● **OBJECTIVE**:
Your task is to output all the records below, word for word.

● **INFORMATION SHOWN**:
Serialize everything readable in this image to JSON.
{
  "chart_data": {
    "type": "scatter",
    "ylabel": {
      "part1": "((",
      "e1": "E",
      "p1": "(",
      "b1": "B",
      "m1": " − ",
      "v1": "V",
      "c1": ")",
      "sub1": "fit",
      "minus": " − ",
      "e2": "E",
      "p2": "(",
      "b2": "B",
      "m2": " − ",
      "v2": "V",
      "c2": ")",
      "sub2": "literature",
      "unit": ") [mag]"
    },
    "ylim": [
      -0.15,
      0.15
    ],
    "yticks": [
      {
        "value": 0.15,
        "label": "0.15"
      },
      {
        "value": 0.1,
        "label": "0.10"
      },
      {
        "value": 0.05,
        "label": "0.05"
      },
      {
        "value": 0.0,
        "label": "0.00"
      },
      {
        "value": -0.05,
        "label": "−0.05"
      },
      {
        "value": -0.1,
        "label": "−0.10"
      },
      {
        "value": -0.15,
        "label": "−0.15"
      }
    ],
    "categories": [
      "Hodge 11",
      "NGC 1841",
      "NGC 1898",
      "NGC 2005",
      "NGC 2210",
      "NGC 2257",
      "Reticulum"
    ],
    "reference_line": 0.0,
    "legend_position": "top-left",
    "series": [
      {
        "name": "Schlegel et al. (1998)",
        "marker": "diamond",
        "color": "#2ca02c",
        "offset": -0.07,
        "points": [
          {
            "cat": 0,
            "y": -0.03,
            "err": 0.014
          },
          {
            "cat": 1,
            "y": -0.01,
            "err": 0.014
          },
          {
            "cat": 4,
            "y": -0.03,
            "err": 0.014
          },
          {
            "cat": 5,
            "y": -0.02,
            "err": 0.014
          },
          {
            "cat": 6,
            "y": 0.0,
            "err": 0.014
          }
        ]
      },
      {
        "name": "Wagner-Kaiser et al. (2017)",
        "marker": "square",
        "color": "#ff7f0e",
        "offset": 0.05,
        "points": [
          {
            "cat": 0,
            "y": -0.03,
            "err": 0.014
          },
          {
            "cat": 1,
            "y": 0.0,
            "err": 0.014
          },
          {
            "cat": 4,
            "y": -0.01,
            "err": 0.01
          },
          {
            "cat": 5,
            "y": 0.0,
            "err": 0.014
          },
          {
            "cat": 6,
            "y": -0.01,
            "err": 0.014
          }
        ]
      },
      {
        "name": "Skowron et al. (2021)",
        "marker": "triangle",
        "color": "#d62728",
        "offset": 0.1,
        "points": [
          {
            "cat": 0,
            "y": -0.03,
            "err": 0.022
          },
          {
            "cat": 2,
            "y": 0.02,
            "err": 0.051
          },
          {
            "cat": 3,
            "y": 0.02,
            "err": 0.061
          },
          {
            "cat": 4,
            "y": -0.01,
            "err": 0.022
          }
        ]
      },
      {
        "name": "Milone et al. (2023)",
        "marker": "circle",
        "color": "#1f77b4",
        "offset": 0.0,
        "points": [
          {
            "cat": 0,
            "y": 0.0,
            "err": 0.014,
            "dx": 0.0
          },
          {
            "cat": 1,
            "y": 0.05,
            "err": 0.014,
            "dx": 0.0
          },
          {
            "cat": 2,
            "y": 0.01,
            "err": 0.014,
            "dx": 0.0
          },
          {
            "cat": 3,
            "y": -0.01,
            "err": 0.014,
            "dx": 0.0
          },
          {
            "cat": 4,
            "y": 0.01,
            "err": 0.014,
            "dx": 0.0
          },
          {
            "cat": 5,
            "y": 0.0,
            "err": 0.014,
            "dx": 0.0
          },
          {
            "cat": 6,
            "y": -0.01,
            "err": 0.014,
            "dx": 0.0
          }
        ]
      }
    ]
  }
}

● **EXERCISE OUTPUT**:
Serialize everything readable in this image to JSON.
{
  "chart_data": {
    "type": "scatter",
    "ylabel": {
      "part1": "((",
      "e1": "E",
      "p1": "(",
      "b1": "B",
      "m1": " − ",
      "v1": "V",
      "c1": ")",
      "sub1": "fit",
      "minus": " − ",
      "e2": "E",
      "p2": "(",
      "b2": "B",
      "m2": " − ",
      "v2": "V",
      "c2": ")",
      "sub2": "literature",
      "unit": ") [mag]"
    },
    "ylim": [
      -0.15,
      0.15
    ],
    "yticks": [
      {
        "value": 0.15,
        "label": "0.15"
      },
      {
        "value": 0.1,
        "label": "0.10"
      },
      {
        "value": 0.05,
        "label": "0.05"
      },
      {
        "value": 0.0,
        "label": "0.00"
      },
      {
        "value": -0.05,
        "label": "−0.05"
      },
      {
        "value": -0.1,
        "label": "−0.10"
      },
      {
        "value": -0.15,
        "label": "−0.15"
      }
    ],
    "categories": [
      "Hodge 11",
      "NGC 1841",
      "NGC 1898",
      "NGC 2005",
      "NGC 2210",
      "NGC 2257",
      "Reticulum"
    ],
    "reference_line": 0.0,
    "legend_position": "top-left",
    "series": [
      {
        "name": "Schlegel et al. (1998)",
        "marker": "diamond",
        "color": "#2ca02c",
        "offset": -0.07,
        "points": [
          {
            "cat": 0,
            "y": -0.03,
            "err": 0.014
          },
          {
            "cat": 1,
            "y": -0.01,
            "err": 0.014
          },
          {
            "cat": 4,
            "y": -0.03,
            "err": 0.014
          },
          {
            "cat": 5,
            "y": -0.02,
            "err": 0.014
          },
          {
            "cat": 6,
            "y": 0.0,
            "err": 0.014
          }
        ]
      },
      {
        "name": "Wagner-Kaiser et al. (2017)",
        "marker": "square",
        "color": "#ff7f0e",
        "offset": 0.05,
        "points": [
          {
            "cat": 0,
            "y": -0.03,
            "err": 0.014
          },
          {
            "cat": 1,
            "y": 0.0,
            "err": 0.014
          },
          {
            "cat": 4,
            "y": -0.01,
            "err": 0.01
          },
          {
            "cat": 5,
            "y": 0.0,
            "err": 0.014
          },
          {
            "cat": 6,
            "y": -0.01,
            "err": 0.014
          }
        ]
      },
      {
        "name": "Skowron et al. (2021)",
        "marker": "triangle",
        "color": "#d62728",
        "offset": 0.1,
        "points": [
          {
            "cat": 0,
            "y": -0.03,
            "err": 0.022
          },
          {
            "cat": 2,
            "y": 0.02,
            "err": 0.051
          },
          {
            "cat": 3,
            "y": 0.02,
            "err": 0.061
          },
          {
            "cat": 4,
            "y": -0.01,
            "err": 0.022
          }
        ]
      },
      {
        "name": "Milone et al. (2023)",
        "marker": "circle",
        "color": "#1f77b4",
        "offset": 0.0,
        "points": [
          {
            "cat": 0,
            "y": 0.0,
            "err": 0.014,
            "dx": 0.0
          },
          {
            "cat": 1,
            "y": 0.05,
            "err": 0.014,
            "dx": 0.0
          },
          {
            "cat": 2,
            "y": 0.01,
            "err": 0.014,
            "dx": 0.0
          },
          {
            "cat": 3,
            "y": -0.01,
            "err": 0.014,
            "dx": 0.0
          },
          {
            "cat": 4,
            "y": 0.01,
            "err": 0.014,
            "dx": 0.0
          },
          {
            "cat": 5,
            "y": 0.0,
            "err": 0.014,
            "dx": 0.0
          },
          {
            "cat": 6,
            "y": -0.01,
            "err": 0.014,
            "dx": 0.0
          }
        ]
      }
    ]
  }
}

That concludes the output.